(Problem description):
Will you output all of the data below exactly, omitting the images?

(Data listing)
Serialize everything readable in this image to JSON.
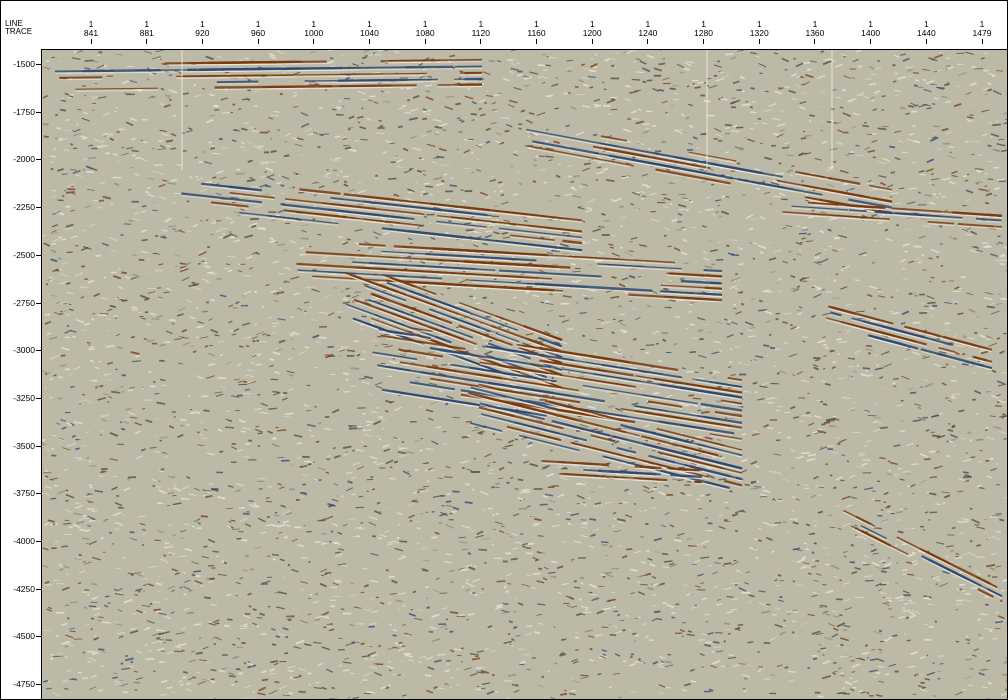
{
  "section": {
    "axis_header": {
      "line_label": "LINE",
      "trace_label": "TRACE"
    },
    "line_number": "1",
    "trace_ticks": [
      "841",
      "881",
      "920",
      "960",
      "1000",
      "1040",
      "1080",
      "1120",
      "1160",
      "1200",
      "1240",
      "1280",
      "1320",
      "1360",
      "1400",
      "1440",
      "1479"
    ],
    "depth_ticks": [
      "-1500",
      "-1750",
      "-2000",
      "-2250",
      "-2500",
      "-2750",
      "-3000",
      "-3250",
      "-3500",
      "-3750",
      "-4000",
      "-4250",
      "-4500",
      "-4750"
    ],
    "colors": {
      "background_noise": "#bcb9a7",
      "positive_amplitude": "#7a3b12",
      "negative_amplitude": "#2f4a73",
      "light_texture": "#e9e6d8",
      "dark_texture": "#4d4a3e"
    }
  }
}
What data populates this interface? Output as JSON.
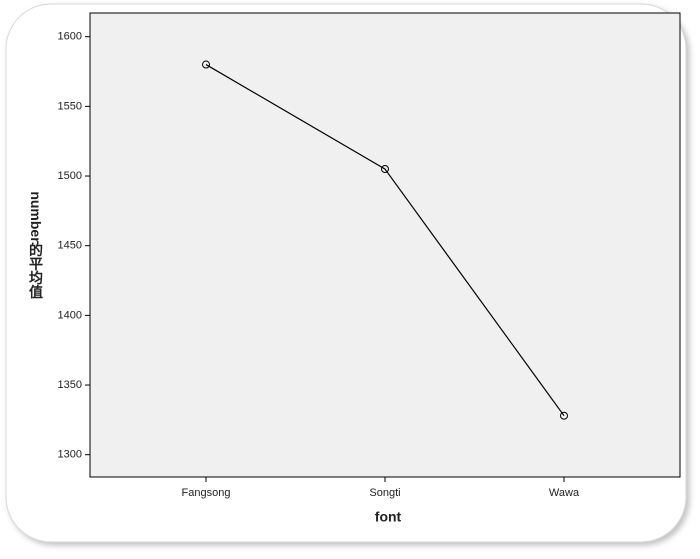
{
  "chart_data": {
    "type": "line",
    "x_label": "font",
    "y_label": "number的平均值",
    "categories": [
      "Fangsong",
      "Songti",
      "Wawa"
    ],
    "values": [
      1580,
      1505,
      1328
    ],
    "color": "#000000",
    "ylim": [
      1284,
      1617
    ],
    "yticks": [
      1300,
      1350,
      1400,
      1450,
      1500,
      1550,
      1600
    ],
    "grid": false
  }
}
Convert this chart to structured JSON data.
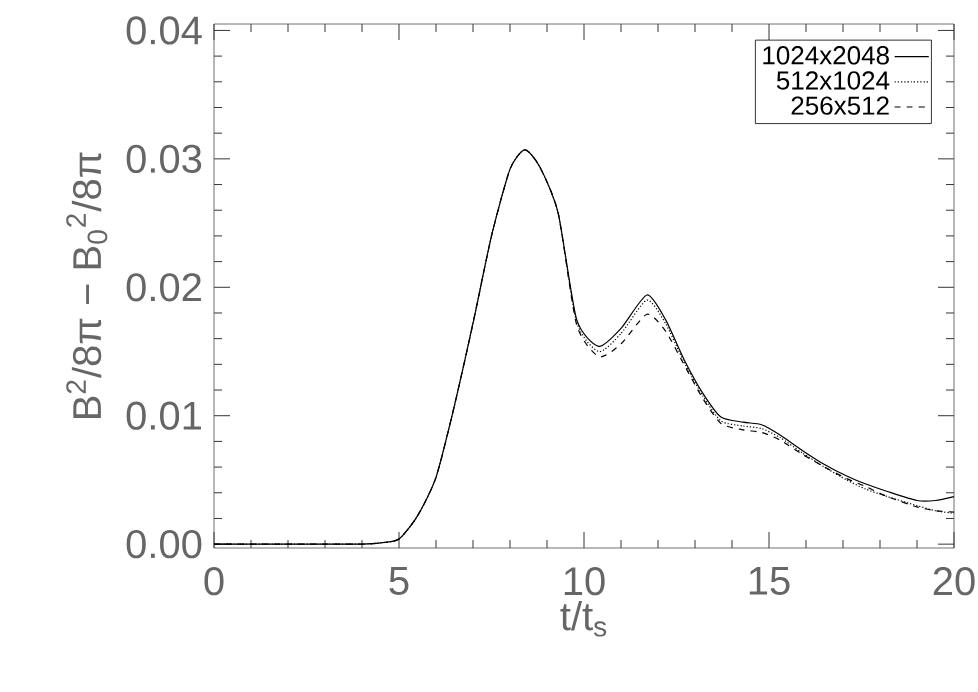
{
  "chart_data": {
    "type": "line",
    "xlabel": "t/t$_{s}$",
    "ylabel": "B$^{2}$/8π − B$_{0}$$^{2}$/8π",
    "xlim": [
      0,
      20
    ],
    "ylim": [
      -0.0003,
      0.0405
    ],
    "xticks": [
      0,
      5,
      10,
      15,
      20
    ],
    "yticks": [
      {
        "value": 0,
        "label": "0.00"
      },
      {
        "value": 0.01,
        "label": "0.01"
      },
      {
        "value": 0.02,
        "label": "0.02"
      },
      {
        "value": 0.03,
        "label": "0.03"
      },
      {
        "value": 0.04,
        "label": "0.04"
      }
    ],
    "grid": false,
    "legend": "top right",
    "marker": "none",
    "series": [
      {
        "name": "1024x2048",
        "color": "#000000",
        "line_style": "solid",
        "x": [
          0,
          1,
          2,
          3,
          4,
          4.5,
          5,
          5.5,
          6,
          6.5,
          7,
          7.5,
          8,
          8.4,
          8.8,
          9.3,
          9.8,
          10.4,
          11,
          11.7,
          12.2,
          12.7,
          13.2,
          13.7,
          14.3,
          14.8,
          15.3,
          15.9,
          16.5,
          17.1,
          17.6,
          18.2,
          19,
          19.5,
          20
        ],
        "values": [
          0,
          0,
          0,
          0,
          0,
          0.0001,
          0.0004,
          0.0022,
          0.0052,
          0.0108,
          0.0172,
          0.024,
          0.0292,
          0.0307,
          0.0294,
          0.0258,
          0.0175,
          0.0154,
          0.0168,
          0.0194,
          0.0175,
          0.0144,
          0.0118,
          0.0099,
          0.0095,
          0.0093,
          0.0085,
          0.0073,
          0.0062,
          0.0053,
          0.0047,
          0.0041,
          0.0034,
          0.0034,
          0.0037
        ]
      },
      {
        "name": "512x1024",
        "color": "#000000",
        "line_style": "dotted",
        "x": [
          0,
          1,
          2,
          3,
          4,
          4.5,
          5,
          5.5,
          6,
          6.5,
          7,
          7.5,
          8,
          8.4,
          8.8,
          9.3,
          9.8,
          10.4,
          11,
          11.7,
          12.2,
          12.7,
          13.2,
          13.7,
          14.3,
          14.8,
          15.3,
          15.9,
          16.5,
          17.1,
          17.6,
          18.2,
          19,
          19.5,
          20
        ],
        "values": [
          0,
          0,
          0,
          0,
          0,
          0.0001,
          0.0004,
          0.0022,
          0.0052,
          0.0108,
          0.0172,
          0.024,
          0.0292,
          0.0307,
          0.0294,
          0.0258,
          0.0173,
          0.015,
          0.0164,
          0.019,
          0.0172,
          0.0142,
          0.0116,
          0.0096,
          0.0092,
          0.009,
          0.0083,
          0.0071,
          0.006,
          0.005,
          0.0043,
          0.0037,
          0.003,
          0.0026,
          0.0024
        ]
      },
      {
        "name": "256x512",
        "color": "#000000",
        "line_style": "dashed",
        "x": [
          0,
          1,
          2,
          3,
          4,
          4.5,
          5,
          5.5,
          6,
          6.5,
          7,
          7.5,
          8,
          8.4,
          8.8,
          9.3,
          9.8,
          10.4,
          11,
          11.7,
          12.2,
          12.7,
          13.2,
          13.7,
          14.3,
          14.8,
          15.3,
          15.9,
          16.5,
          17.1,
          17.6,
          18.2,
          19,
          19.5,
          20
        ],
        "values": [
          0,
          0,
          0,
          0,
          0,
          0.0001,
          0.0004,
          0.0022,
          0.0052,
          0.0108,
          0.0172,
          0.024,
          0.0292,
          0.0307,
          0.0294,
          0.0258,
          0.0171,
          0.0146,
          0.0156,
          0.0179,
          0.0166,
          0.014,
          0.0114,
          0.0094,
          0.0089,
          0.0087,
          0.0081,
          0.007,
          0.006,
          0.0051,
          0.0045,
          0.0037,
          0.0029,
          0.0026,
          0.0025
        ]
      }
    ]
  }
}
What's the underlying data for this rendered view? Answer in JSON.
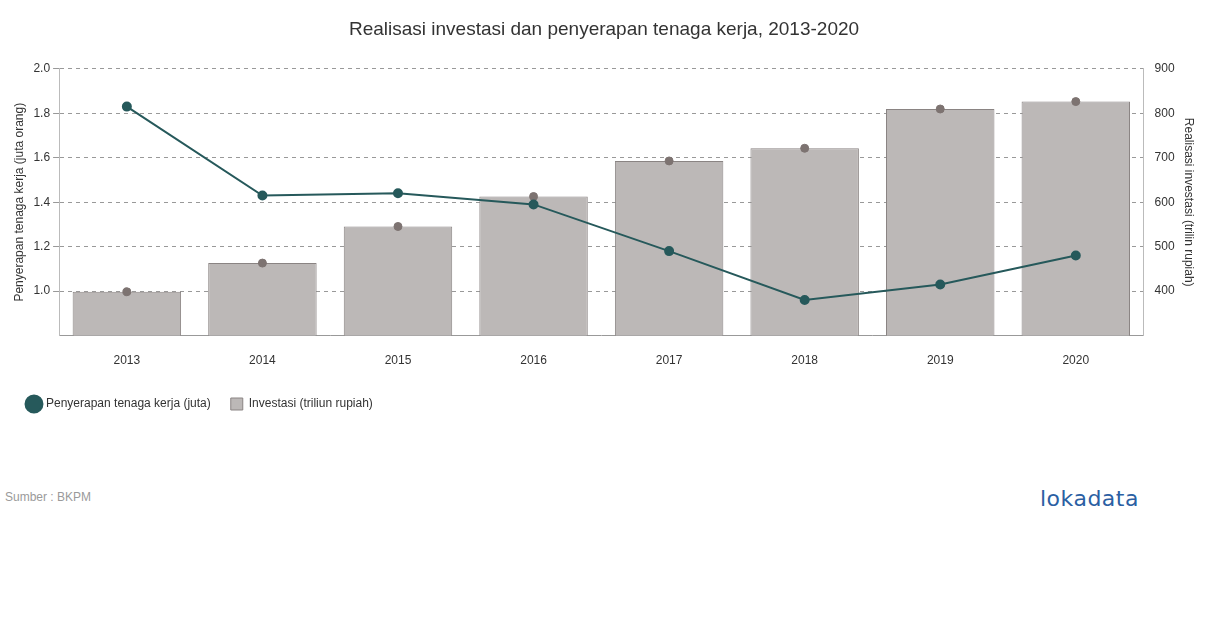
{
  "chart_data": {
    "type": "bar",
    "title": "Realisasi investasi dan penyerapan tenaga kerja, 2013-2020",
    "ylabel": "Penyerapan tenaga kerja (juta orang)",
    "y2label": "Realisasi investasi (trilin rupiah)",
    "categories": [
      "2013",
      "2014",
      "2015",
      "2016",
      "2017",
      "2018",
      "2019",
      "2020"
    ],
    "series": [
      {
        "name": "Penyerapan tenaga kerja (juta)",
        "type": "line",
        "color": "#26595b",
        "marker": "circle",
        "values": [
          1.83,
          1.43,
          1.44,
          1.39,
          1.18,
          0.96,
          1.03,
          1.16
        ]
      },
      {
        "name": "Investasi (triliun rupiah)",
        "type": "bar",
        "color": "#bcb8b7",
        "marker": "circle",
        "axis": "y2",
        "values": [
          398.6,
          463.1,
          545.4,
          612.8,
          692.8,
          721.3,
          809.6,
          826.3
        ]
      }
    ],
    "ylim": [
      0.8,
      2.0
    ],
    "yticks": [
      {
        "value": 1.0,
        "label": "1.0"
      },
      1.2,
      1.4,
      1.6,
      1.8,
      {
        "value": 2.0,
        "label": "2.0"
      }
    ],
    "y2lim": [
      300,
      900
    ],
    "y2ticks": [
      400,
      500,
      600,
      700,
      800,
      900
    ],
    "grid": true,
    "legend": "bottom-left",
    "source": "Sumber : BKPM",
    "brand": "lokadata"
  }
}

(Result for this task):
Serialize everything readable in this image to JSON.
{
  "section": {
    "axis_header": {
      "line_label": "LINE",
      "trace_label": "TRACE"
    },
    "line_number": "1",
    "trace_ticks": [
      "841",
      "881",
      "920",
      "960",
      "1000",
      "1040",
      "1080",
      "1120",
      "1160",
      "1200",
      "1240",
      "1280",
      "1320",
      "1360",
      "1400",
      "1440",
      "1479"
    ],
    "depth_ticks": [
      "-1500",
      "-1750",
      "-2000",
      "-2250",
      "-2500",
      "-2750",
      "-3000",
      "-3250",
      "-3500",
      "-3750",
      "-4000",
      "-4250",
      "-4500",
      "-4750"
    ],
    "colors": {
      "background_noise": "#bcb9a7",
      "positive_amplitude": "#7a3b12",
      "negative_amplitude": "#2f4a73",
      "light_texture": "#e9e6d8",
      "dark_texture": "#4d4a3e"
    }
  }
}
What data populates this interface? Output as JSON.
{
  "chart_data": {
    "type": "line",
    "x_label": "font",
    "y_label": "number的平均值",
    "categories": [
      "Fangsong",
      "Songti",
      "Wawa"
    ],
    "values": [
      1580,
      1505,
      1328
    ],
    "color": "#000000",
    "ylim": [
      1284,
      1617
    ],
    "yticks": [
      1300,
      1350,
      1400,
      1450,
      1500,
      1550,
      1600
    ],
    "grid": false
  }
}
Convert this chart to structured JSON data.
{
  "chart_data": {
    "type": "line",
    "xlabel": "t/t$_{s}$",
    "ylabel": "B$^{2}$/8π − B$_{0}$$^{2}$/8π",
    "xlim": [
      0,
      20
    ],
    "ylim": [
      -0.0003,
      0.0405
    ],
    "xticks": [
      0,
      5,
      10,
      15,
      20
    ],
    "yticks": [
      {
        "value": 0,
        "label": "0.00"
      },
      {
        "value": 0.01,
        "label": "0.01"
      },
      {
        "value": 0.02,
        "label": "0.02"
      },
      {
        "value": 0.03,
        "label": "0.03"
      },
      {
        "value": 0.04,
        "label": "0.04"
      }
    ],
    "grid": false,
    "legend": "top right",
    "marker": "none",
    "series": [
      {
        "name": "1024x2048",
        "color": "#000000",
        "line_style": "solid",
        "x": [
          0,
          1,
          2,
          3,
          4,
          4.5,
          5,
          5.5,
          6,
          6.5,
          7,
          7.5,
          8,
          8.4,
          8.8,
          9.3,
          9.8,
          10.4,
          11,
          11.7,
          12.2,
          12.7,
          13.2,
          13.7,
          14.3,
          14.8,
          15.3,
          15.9,
          16.5,
          17.1,
          17.6,
          18.2,
          19,
          19.5,
          20
        ],
        "values": [
          0,
          0,
          0,
          0,
          0,
          0.0001,
          0.0004,
          0.0022,
          0.0052,
          0.0108,
          0.0172,
          0.024,
          0.0292,
          0.0307,
          0.0294,
          0.0258,
          0.0175,
          0.0154,
          0.0168,
          0.0194,
          0.0175,
          0.0144,
          0.0118,
          0.0099,
          0.0095,
          0.0093,
          0.0085,
          0.0073,
          0.0062,
          0.0053,
          0.0047,
          0.0041,
          0.0034,
          0.0034,
          0.0037
        ]
      },
      {
        "name": "512x1024",
        "color": "#000000",
        "line_style": "dotted",
        "x": [
          0,
          1,
          2,
          3,
          4,
          4.5,
          5,
          5.5,
          6,
          6.5,
          7,
          7.5,
          8,
          8.4,
          8.8,
          9.3,
          9.8,
          10.4,
          11,
          11.7,
          12.2,
          12.7,
          13.2,
          13.7,
          14.3,
          14.8,
          15.3,
          15.9,
          16.5,
          17.1,
          17.6,
          18.2,
          19,
          19.5,
          20
        ],
        "values": [
          0,
          0,
          0,
          0,
          0,
          0.0001,
          0.0004,
          0.0022,
          0.0052,
          0.0108,
          0.0172,
          0.024,
          0.0292,
          0.0307,
          0.0294,
          0.0258,
          0.0173,
          0.015,
          0.0164,
          0.019,
          0.0172,
          0.0142,
          0.0116,
          0.0096,
          0.0092,
          0.009,
          0.0083,
          0.0071,
          0.006,
          0.005,
          0.0043,
          0.0037,
          0.003,
          0.0026,
          0.0024
        ]
      },
      {
        "name": "256x512",
        "color": "#000000",
        "line_style": "dashed",
        "x": [
          0,
          1,
          2,
          3,
          4,
          4.5,
          5,
          5.5,
          6,
          6.5,
          7,
          7.5,
          8,
          8.4,
          8.8,
          9.3,
          9.8,
          10.4,
          11,
          11.7,
          12.2,
          12.7,
          13.2,
          13.7,
          14.3,
          14.8,
          15.3,
          15.9,
          16.5,
          17.1,
          17.6,
          18.2,
          19,
          19.5,
          20
        ],
        "values": [
          0,
          0,
          0,
          0,
          0,
          0.0001,
          0.0004,
          0.0022,
          0.0052,
          0.0108,
          0.0172,
          0.024,
          0.0292,
          0.0307,
          0.0294,
          0.0258,
          0.0171,
          0.0146,
          0.0156,
          0.0179,
          0.0166,
          0.014,
          0.0114,
          0.0094,
          0.0089,
          0.0087,
          0.0081,
          0.007,
          0.006,
          0.0051,
          0.0045,
          0.0037,
          0.0029,
          0.0026,
          0.0025
        ]
      }
    ]
  }
}
What's the underlying data for this rendered view? Answer in JSON.
{
  "chart_data": {
    "type": "bar",
    "title": "Realisasi investasi dan penyerapan tenaga kerja, 2013-2020",
    "ylabel": "Penyerapan tenaga kerja (juta orang)",
    "y2label": "Realisasi investasi (trilin rupiah)",
    "categories": [
      "2013",
      "2014",
      "2015",
      "2016",
      "2017",
      "2018",
      "2019",
      "2020"
    ],
    "series": [
      {
        "name": "Penyerapan tenaga kerja (juta)",
        "type": "line",
        "color": "#26595b",
        "marker": "circle",
        "values": [
          1.83,
          1.43,
          1.44,
          1.39,
          1.18,
          0.96,
          1.03,
          1.16
        ]
      },
      {
        "name": "Investasi (triliun rupiah)",
        "type": "bar",
        "color": "#bcb8b7",
        "marker": "circle",
        "axis": "y2",
        "values": [
          398.6,
          463.1,
          545.4,
          612.8,
          692.8,
          721.3,
          809.6,
          826.3
        ]
      }
    ],
    "ylim": [
      0.8,
      2.0
    ],
    "yticks": [
      {
        "value": 1.0,
        "label": "1.0"
      },
      1.2,
      1.4,
      1.6,
      1.8,
      {
        "value": 2.0,
        "label": "2.0"
      }
    ],
    "y2lim": [
      300,
      900
    ],
    "y2ticks": [
      400,
      500,
      600,
      700,
      800,
      900
    ],
    "grid": true,
    "legend": "bottom-left",
    "source": "Sumber : BKPM",
    "brand": "lokadata"
  }
}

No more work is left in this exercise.